(Saved data entries)
--

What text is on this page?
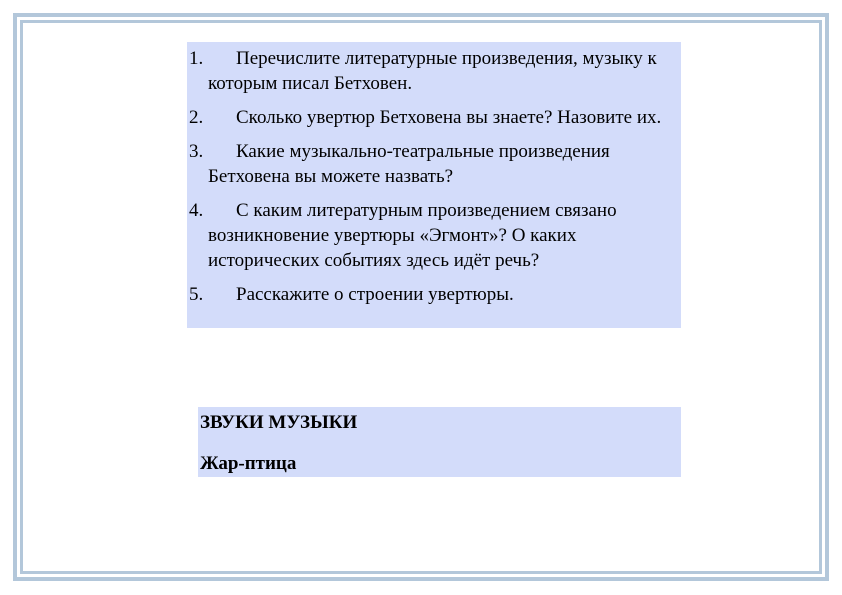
1.	Перечислите литературные произведения, музыку к которым писал Бетховен.
2.	Сколько увертюр Бетховена вы знаете? Назовите их.
3.	Какие музыкально-театральные произведения Бетховена вы можете назвать?
4.	С каким литературным произведением связано возникновение увертюры «Эгмонт»? О каких исторических событиях здесь идёт речь?
5.	Расскажите о строении увертюры.
ЗВУКИ МУЗЫКИ
Жар-птица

--

Exercise details ▸ Print the complete listing exactly, apart from any pictures.

Exercise answer ▸
What text is on this page?
1.	Перечислите литературные произведения, музыку к которым писал Бетховен.
2.	Сколько увертюр Бетховена вы знаете? Назовите их.
3.	Какие музыкально-театральные произведения Бетховена вы можете назвать?
4.	С каким литературным произведением связано возникновение увертюры «Эгмонт»? О каких исторических событиях здесь идёт речь?
5.	Расскажите о строении увертюры.
ЗВУКИ МУЗЫКИ
Жар-птица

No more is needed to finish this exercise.